>> Start GIVEN TEXT
Despite being near to bankruptcy six months ago, Bank of America credit default swaps now cost only 103 basis points per year to protect against default, and the equivalent rate for Goldman Sachs is a mere 89 basis points.  Goldman Sachs is able to borrow for five years at just 170 basis points above treasuries.  This is not a sign of health; rather it indicates the sizable misallocation of capital promoted by current policies.  American’s leading nonfinancial innovators would never be able to build the leverage (debt-asset ratio) on their balance sheet that Goldman Sachs has, and then borrow at less than 2% above US treasuries.  The implicit government guarantee is seriously distorting incentives.

Problem 2:  We have not changed the incentive structures for managers and traders within our largest banks.  Arguably these incentives are more distorted than they were before the crisis. So the problems of excessive risk taking and a new financial collapse will eventually return.  Financial system incentives are a first-order macroeconomic issue, as we have learned over the past 12 months.

Today bank management is strongly incentivized to take large risks in order to raise profits, increase bank capital, and pay large bonuses to “compete for talent”.  Since they have access to a pool of funds effectively guaranteed by the state through being “too big to fail”, there is the potential to make large profits by employing funds in risky trades with high upside.  Such activities do not need to be socially valuable, i.e. it could be that the expected return on the investments is negative, but as the downside has limited liability, the banks can go ahead.

Problem 3:  We have not changed the financial regulatory framework in a substantive way so as to limit excessive risk taking.  The proposals currently proceeding through Congress are unlikely to make a significant difference.

Problem 4:  The policy response to this crisis, with very low interest rates and a large fiscal stimulus, is merely a larger version of the response to previous similar crises.  While this was essential to stop a near financial collapse, it reinforces the message that the system is here to stay.  

Problem 5:  The public costs of this bailout are much larger than we are accounting for, and people who did not cause this crisis are ultimately paying for it.   Taxpayers and savers are the big losers each time we have these crises.  We are failing to defend the public purse.  

Our financial leaders have emphasized that our banks are well capitalized, and no new public funds are likely to be needed to support them.  This is misleading.  The current monetary stance is designed to ensure that deposit rates are low, and the spread between deposit rates and loan rates is high.   This is a massive transfer of public funds to the private sector, and no one accounts for that properly. 

It is striking that the Chairman of the Federal Reserve himself, in a recent speech, stated that no more public funds were needed to bail out banks.  His institution continues to provide massive transfers to the banking system through loose credit and low interest rate policy.  That credit could instead go to others; the Federal Reserve has chosen to transfer those funds to banks.  This policy was used in the past to recapitalize banks (e.g., after 1982), but we have now a very different financial sector – with much more capacity to take high risks and a greater tendency to divert profits into large cash bonuses.

Today, depositors in banks earn little more than the Federal Funds rate and are effectively financing our financial system.  We are giving them very low returns on their savings because the losses in the financial system were so large in the past.  This is essentially public money – it is the pensioners, elderly people with savings, and other people who have no involvement in the financial system, that are being required to suffer low returns to support the banks.
>> End GIVEN TEXT
# JOB 1:
Edit the passage on the banking crisis, starting at "Despite being near" and ending at "seriously distorting incentives.", so that "basis points" becomes "bps".
# JOB 2:
Carry the passage on the banking crisis forward from its last sentence.
>> Start GIVEN DATA
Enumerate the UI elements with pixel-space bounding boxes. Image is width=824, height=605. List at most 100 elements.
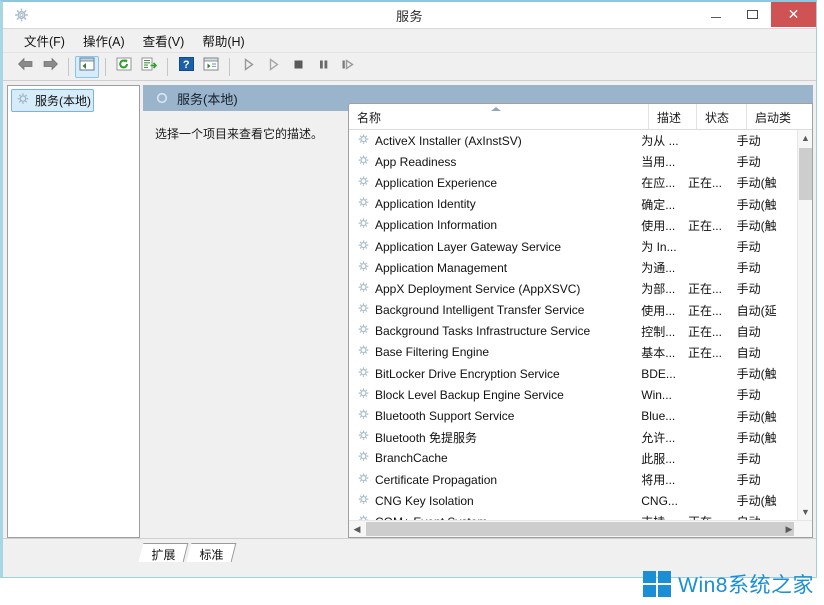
start-service-button[interactable] [236,56,260,78]
service-name-cell: Certificate Propagation [349,472,641,488]
menu-file[interactable]: 文件(F) [15,29,74,52]
service-startup-type-cell: 自动(延 [736,303,777,318]
close-button[interactable]: ✕ [771,2,816,27]
services-list-view: 名称 描述 状态 启动类 ActiveX Installer (AxInstSV… [348,103,813,538]
refresh-button[interactable] [112,56,136,78]
service-name-label: Application Layer Gateway Service [375,239,562,254]
table-row[interactable]: Application Identity 确定... 手动(触 [349,194,797,215]
service-description-cell: 在应... [641,176,676,191]
menu-view[interactable]: 查看(V) [134,29,194,52]
toolbar-separator [167,57,168,76]
services-gear-icon [16,92,30,109]
show-hide-console-tree-button[interactable] [75,55,99,78]
console-tree-pane: 服务(本地) [7,85,140,538]
service-startup-type-cell: 手动 [736,388,761,403]
service-name-label: Bluetooth Support Service [375,409,515,424]
restart-icon [341,58,356,76]
table-row[interactable]: COM+ Event System支持...正在...自动 [349,511,797,520]
service-name-cell: Background Intelligent Transfer Service [349,302,641,318]
detail-description: 选择一个项目来查看它的描述。 [155,127,324,141]
pause-service-button[interactable] [311,56,335,78]
service-description-cell: 允许... [641,430,676,445]
watermark-text: Win8系统之家 [678,574,814,597]
minimize-button[interactable] [697,2,734,27]
forward-button[interactable] [38,56,62,78]
horizontal-scroll-thumb[interactable] [366,522,794,536]
properties-button[interactable] [199,56,223,78]
column-header-name[interactable]: 名称 [349,104,649,129]
window-title: 服务 [395,9,423,24]
service-name-label: Background Tasks Infrastructure Service [375,324,591,339]
tree-item-services-local[interactable]: 服务(本地) [11,89,94,112]
scroll-right-icon[interactable]: ▶ [781,521,797,537]
scroll-down-icon[interactable]: ▼ [798,504,812,520]
column-header-status[interactable]: 状态 [697,104,747,129]
table-row[interactable]: Block Level Backup Engine Service Win... 手… [349,384,797,405]
table-row[interactable]: Base Filtering Engine 基本... 正在... 自动 [349,342,797,363]
table-row[interactable]: Bluetooth Support Service Blue... 手动(触 [349,405,797,426]
service-gear-icon [357,281,370,297]
menu-action[interactable]: 操作(A) [74,29,134,52]
scroll-up-icon[interactable]: ▲ [798,130,812,146]
service-status-cell: 正在... [687,218,722,233]
help-button[interactable]: ? [174,56,198,78]
stop-service-button[interactable] [286,56,310,78]
service-name-cell: CNG Key Isolation [349,493,641,509]
service-name-label: ActiveX Installer (AxInstSV) [375,133,522,148]
vertical-scrollbar[interactable]: ▲ ▼ [797,130,812,520]
service-name-label: Base Filtering Engine [375,345,490,360]
table-row[interactable]: Certificate Propagation 将用... 手动 [349,469,797,490]
window-frame: 服务 ✕ 文件(F) 操作(A) 查看(V) 帮助(H) ? 服务(本地) 服务… [0,0,817,578]
table-row[interactable]: Background Tasks Infrastructure Service 控… [349,321,797,342]
column-header-name-label: 名称 [357,111,382,125]
service-description-cell: 为部... [641,282,676,297]
service-name-label: BitLocker Drive Encryption Service [375,366,560,381]
table-row[interactable]: Application Information 使用... 正在... 手动(触 [349,215,797,236]
vertical-scroll-thumb[interactable] [799,148,812,200]
table-row[interactable]: App Readiness 当用... 手动 [349,151,797,172]
service-name-label: AppX Deployment Service (AppXSVC) [375,281,581,296]
column-header-startup-type[interactable]: 启动类 [747,104,807,129]
service-startup-type-cell: 手动(触 [736,197,777,212]
service-gear-icon [357,260,370,276]
table-row[interactable]: Background Intelligent Transfer Service 使… [349,300,797,321]
table-row[interactable]: AppX Deployment Service (AppXSVC) 为部... 正在… [349,278,797,299]
service-description-cell: 使用... [641,303,676,318]
table-row[interactable]: BranchCache 此服... 手动 [349,448,797,469]
menu-help[interactable]: 帮助(H) [193,29,253,52]
resume-service-button[interactable] [261,56,285,78]
service-startup-type-cell: 手动 [736,134,761,149]
restart-service-button[interactable] [336,56,360,78]
maximize-button[interactable] [734,2,771,27]
service-name-label: Application Information [375,218,498,233]
tab-standard[interactable]: 标准 [186,543,237,562]
table-row[interactable]: ActiveX Installer (AxInstSV) 为从 ... 手动 [349,130,797,151]
back-button[interactable] [13,56,37,78]
service-name-cell: AppX Deployment Service (AppXSVC) [349,281,641,297]
windows-logo-icon [643,571,672,597]
table-row[interactable]: Application Layer Gateway Service 为 In...… [349,236,797,257]
table-row[interactable]: Bluetooth 免提服务 允许... 手动(触 [349,427,797,448]
service-name-cell: Application Information [349,217,641,233]
table-row[interactable]: BitLocker Drive Encryption Service BDE...… [349,363,797,384]
service-startup-type-cell: 手动 [736,155,761,170]
scroll-left-icon[interactable]: ◀ [349,521,365,537]
service-description-cell: 为从 ... [641,134,679,149]
service-name-cell: Application Experience [349,175,641,191]
horizontal-scrollbar[interactable]: ◀ ▶ [349,520,812,537]
service-gear-icon [357,450,370,466]
title-bar: 服务 ✕ [3,2,816,29]
service-gear-icon [357,133,370,149]
view-tab-strip: 扩展 标准 [3,538,816,562]
service-gear-icon [357,366,370,382]
table-row[interactable]: Application Experience 在应... 正在... 手动(触 [349,172,797,193]
export-list-button[interactable] [137,56,161,78]
tab-extended-label: 扩展 [151,548,176,562]
detail-pane-title: 服务(本地) [177,92,238,107]
table-row[interactable]: CNG Key Isolation CNG... 手动(触 [349,490,797,511]
tab-extended[interactable]: 扩展 [138,543,189,562]
table-row[interactable]: Application Management 为通... 手动 [349,257,797,278]
service-startup-type-cell: 手动(触 [736,218,777,233]
column-header-description[interactable]: 描述 [649,104,697,129]
service-status-cell: 正在... [687,303,722,318]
>> End GIVEN DATA
# RESPONSE 1:
Despite being near to bankruptcy six months ago, Bank of America credit default swaps now cost only 103 bps per year to protect against default, and the equivalent rate for Goldman Sachs is a mere 89 bps.  Goldman Sachs is able to borrow for five years at just 170 bps above treasuries.  This is not a sign of health; rather it indicates the sizable misallocation of capital promoted by current policies.  American’s leading nonfinancial innovators would never be able to build the leverage (debt-asset ratio) on their balance sheet that Goldman Sachs has, and then borrow at less than 2% above US treasuries.  The implicit government guarantee is seriously distorting incentives.

# RESPONSE 2:
We Are Not Japan

After the bursting of its real estate bubble, at the end of the 1980s, Japan faced a serious problem in its financial sector.  This fact has inspired many people to look for parallels with the current US situation, and – in some cases – to draw the implication that we should pursue further large-scale fiscal stimulus today.

There is a cautionary tale to be learned from the Japanese experience – on the need to promote, rather than to prevent, appropriate macroeconomic adjustment.  But this does not encourage a further expansion in the budget deficit at this time.

The property bubble and general credit bubble in Japan were actually much larger than what we recently experienced in the U.S.  The implied price of the land in the Emperor’s Palace, in central Tokyo, was worth more than all of California (or Canada) at its peak.  Land prices collapses and never recovered.  US house and land prices never got so far out of line with the earning capacity of homeowners.

The Japanese stock market rose to price-earnings ratio of around 80 (depending on the exact measure), also as a direct result of the credit bubble.  The US did not experience anything similar in the last few years.

Japan was – and largely remains – a bank-based finance system.  And their nonfinancial corporate sector was generally much more indebted (often using borrowed money to buy land, but also over-expanding their manufacturing capacity) than was the case in the US.  Total Japanese corporate debt was 200 percent of GDP in 1992 – more than double its value in 1984. The implication was a long period of disinvestment and saving by the corporate sector – in fact, this change from the 1980s to 1990s explains most of Japan’s increased current account surplus after the crisis.  Since Japanese corporates had accumulated too much capital, they exhibited low returns in the post-crisis period.  The US has strong bond and equity markets, and our corporate sector is not heavily indebted – so the cash flow of the nonfinancial sector should bounce back strongly.

In contrast to Japan, the US consumer has much more debt and saves less – in fact, on average over the past decade, the our household sector has saved roughly nothing (partly due to the effects of rising wealth, from higher house prices).  This sector will be weak in the US.  In contrast, in Japan during the 1990s there was no significant increase in household saving (and thus no contribution from this sector to their current account surplus.)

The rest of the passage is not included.